▸ **JOB**
Comb the records below for the string "DMQC" and copy each line where it turns up.

▸ **EXCERPTED DATA**
* * * *

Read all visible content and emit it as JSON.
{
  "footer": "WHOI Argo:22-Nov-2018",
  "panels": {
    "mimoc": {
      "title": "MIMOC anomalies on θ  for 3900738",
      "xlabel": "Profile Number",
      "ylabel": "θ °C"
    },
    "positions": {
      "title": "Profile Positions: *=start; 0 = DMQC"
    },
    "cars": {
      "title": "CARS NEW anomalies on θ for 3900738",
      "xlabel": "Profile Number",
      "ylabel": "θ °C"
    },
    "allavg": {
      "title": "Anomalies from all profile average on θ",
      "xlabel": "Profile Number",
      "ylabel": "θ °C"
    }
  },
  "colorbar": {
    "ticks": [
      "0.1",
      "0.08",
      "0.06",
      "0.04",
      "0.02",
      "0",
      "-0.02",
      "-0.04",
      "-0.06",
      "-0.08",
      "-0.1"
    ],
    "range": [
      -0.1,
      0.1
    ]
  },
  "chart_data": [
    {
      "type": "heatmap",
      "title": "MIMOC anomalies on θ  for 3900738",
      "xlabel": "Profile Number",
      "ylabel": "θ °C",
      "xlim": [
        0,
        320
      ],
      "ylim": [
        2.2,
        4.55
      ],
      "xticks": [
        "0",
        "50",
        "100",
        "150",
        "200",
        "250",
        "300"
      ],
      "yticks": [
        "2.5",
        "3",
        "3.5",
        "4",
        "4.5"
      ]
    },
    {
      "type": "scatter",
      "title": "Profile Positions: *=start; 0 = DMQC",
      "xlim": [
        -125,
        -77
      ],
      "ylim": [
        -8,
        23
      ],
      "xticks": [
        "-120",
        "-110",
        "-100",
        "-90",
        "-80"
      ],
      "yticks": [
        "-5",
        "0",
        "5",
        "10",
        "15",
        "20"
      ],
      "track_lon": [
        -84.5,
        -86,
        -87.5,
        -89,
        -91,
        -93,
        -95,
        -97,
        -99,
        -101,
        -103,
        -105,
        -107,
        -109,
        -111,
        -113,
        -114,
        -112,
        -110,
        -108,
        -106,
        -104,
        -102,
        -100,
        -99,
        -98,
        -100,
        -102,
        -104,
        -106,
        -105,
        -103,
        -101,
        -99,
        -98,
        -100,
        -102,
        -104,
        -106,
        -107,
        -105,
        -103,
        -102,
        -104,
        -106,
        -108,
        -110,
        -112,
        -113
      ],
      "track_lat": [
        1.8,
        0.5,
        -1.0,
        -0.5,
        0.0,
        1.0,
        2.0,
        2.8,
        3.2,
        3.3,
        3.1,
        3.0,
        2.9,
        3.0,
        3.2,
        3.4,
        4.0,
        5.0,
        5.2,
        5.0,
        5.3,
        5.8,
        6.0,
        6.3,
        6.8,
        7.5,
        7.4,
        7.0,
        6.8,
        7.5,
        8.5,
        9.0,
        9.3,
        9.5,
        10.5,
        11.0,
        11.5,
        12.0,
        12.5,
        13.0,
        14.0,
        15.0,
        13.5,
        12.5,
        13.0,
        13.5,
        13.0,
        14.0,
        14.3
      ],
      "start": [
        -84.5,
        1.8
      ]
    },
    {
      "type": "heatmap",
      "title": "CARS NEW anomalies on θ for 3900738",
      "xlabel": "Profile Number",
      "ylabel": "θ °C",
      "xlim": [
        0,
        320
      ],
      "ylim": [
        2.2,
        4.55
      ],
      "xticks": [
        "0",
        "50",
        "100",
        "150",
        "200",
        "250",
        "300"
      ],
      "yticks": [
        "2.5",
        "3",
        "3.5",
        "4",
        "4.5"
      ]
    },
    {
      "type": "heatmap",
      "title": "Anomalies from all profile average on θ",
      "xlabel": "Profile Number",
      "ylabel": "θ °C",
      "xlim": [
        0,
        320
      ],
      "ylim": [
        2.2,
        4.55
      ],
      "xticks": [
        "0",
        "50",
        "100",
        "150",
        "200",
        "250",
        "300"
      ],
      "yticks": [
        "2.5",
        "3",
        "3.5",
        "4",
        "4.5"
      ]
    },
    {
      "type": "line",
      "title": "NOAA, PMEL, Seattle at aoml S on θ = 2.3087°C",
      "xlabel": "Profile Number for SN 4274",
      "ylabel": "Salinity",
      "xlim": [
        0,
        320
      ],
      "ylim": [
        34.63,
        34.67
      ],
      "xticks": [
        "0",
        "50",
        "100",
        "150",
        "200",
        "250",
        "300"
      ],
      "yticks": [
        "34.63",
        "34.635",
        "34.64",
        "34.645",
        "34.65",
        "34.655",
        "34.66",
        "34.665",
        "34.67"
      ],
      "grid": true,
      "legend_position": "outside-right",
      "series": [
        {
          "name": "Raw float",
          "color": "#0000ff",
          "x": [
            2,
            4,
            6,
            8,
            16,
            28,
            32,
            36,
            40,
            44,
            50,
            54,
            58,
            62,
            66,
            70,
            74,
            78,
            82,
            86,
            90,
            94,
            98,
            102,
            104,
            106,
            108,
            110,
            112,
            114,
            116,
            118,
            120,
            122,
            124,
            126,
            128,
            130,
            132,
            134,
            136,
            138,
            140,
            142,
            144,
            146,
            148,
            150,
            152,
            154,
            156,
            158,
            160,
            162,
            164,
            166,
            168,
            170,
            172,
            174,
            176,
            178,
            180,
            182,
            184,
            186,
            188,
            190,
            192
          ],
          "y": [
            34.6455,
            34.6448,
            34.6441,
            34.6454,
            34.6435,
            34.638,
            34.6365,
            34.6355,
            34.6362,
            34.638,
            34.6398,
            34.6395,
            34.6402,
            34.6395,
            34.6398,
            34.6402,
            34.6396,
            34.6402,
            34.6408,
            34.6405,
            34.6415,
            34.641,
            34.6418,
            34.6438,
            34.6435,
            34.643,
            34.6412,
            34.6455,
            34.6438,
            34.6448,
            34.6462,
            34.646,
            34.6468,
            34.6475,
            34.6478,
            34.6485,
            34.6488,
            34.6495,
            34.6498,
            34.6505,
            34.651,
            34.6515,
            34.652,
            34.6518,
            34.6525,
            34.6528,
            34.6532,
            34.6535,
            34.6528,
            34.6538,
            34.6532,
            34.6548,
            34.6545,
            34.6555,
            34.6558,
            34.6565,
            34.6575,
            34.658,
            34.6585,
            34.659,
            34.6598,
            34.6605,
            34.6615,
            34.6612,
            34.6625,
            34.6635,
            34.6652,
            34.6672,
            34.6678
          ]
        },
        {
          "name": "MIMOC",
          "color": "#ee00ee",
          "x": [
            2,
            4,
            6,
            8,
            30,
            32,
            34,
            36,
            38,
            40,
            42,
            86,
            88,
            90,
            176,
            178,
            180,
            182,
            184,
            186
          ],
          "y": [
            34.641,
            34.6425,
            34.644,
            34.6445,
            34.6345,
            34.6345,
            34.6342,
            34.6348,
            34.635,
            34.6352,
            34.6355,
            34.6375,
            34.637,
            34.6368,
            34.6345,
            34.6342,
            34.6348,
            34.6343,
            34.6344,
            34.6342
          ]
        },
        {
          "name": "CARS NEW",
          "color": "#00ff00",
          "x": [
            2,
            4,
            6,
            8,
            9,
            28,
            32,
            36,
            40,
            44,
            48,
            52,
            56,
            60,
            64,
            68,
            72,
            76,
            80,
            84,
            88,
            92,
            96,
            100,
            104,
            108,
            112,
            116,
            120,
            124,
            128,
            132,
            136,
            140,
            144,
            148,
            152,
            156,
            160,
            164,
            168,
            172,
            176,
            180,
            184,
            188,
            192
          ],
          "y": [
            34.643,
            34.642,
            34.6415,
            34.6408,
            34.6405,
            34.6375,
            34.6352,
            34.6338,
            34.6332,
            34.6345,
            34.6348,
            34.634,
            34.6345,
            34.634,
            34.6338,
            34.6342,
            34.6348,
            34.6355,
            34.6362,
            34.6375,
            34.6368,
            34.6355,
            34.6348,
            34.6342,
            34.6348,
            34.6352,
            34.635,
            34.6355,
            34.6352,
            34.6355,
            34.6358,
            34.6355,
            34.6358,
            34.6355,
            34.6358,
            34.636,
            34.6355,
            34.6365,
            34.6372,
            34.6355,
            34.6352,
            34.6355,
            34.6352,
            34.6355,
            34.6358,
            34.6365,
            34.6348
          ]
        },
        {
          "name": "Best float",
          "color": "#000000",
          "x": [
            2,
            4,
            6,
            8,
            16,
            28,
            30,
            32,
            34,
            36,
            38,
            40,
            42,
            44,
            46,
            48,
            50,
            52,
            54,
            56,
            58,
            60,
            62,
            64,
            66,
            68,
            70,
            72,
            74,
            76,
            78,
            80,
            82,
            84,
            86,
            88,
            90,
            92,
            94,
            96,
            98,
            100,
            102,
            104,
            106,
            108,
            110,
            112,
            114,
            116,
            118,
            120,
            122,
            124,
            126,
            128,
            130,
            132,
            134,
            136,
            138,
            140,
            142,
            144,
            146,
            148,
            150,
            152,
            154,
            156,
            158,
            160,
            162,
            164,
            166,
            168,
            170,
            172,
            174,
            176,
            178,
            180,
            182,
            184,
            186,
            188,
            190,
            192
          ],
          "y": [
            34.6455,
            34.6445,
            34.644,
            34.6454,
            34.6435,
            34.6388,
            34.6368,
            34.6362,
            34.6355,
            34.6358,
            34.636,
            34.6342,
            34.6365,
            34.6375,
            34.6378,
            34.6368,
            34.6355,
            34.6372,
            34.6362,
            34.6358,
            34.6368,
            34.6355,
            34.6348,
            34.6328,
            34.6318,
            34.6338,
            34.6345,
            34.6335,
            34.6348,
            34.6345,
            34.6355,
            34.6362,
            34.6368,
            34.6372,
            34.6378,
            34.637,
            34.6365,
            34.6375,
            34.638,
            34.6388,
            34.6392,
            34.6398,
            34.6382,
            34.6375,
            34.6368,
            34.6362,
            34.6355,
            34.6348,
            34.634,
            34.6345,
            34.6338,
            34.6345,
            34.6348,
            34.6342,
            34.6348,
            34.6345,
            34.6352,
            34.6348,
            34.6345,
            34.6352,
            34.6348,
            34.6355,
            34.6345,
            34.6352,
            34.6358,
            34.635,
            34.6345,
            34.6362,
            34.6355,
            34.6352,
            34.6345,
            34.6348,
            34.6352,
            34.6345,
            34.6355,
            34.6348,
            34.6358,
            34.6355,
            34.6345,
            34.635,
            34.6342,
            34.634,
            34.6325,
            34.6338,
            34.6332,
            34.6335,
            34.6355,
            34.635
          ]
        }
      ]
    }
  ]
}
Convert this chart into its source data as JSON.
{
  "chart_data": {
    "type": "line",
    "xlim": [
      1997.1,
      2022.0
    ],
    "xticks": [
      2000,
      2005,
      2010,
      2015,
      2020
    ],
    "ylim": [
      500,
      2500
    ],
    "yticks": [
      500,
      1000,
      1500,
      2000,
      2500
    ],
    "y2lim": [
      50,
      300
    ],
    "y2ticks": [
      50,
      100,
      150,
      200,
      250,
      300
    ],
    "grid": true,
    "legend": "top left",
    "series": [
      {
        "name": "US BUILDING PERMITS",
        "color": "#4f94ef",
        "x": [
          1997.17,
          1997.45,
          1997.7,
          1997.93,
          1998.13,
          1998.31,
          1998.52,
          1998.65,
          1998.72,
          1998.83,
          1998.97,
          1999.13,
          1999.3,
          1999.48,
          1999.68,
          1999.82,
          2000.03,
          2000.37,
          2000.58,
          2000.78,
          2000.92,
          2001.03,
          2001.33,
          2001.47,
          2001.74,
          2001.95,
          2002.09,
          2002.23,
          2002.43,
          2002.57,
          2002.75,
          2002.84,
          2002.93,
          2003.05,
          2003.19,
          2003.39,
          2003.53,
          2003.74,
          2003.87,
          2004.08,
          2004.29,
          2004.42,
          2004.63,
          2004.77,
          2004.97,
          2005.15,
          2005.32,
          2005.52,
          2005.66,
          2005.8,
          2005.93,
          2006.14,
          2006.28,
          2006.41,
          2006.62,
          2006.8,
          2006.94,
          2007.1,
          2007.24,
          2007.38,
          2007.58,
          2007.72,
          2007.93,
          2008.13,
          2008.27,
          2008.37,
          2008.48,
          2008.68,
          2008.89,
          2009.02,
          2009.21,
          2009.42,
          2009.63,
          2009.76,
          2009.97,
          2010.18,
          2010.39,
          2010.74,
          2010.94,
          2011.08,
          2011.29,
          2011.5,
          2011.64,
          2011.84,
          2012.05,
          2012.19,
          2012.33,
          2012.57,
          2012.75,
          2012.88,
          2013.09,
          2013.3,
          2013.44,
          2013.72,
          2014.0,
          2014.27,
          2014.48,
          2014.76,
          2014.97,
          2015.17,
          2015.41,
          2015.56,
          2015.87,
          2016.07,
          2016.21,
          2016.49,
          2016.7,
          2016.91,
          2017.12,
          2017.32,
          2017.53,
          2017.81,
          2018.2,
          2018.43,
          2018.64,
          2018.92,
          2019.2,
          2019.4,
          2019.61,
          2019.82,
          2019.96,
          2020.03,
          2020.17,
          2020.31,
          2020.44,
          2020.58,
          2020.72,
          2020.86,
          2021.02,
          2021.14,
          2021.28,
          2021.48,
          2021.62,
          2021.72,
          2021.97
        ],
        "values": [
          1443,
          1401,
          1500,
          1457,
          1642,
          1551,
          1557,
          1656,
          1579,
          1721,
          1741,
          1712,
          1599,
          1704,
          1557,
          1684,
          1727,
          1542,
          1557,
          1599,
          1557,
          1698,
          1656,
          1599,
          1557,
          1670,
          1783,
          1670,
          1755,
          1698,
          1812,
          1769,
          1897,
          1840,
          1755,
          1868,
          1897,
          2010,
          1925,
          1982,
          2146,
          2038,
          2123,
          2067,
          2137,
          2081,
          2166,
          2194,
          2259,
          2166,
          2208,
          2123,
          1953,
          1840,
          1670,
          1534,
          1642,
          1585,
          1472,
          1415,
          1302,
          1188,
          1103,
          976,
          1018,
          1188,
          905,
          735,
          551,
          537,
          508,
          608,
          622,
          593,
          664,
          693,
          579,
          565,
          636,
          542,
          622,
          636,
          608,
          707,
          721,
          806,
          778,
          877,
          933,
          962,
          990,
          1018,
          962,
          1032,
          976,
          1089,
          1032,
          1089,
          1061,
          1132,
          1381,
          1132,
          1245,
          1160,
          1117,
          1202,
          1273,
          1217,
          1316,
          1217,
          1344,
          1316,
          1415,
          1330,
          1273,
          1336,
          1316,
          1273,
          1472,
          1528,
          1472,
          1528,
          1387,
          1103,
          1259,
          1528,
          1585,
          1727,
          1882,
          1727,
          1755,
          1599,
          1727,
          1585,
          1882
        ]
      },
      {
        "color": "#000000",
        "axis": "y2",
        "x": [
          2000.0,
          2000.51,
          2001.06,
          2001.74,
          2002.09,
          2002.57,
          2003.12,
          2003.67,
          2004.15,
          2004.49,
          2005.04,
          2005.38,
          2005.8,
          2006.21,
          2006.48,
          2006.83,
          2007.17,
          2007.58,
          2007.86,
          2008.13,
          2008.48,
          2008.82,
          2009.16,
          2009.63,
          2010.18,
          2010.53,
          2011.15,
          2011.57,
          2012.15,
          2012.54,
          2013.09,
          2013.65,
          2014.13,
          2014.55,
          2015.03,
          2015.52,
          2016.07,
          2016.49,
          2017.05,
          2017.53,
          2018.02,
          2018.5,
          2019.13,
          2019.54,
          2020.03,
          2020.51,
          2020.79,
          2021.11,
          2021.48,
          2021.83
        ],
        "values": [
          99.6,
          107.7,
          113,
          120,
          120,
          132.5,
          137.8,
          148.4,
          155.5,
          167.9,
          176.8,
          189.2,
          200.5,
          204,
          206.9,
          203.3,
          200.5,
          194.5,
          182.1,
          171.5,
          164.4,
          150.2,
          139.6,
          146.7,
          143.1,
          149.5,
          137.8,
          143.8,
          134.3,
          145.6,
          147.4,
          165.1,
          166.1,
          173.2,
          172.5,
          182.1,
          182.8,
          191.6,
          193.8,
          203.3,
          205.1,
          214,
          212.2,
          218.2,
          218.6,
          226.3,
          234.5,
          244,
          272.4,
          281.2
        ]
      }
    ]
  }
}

* * * *

▸ **TASK OUTPUT**
      "title": "Profile Positions: *=start; 0 = DMQC"
      "title": "Profile Positions: *=start; 0 = DMQC",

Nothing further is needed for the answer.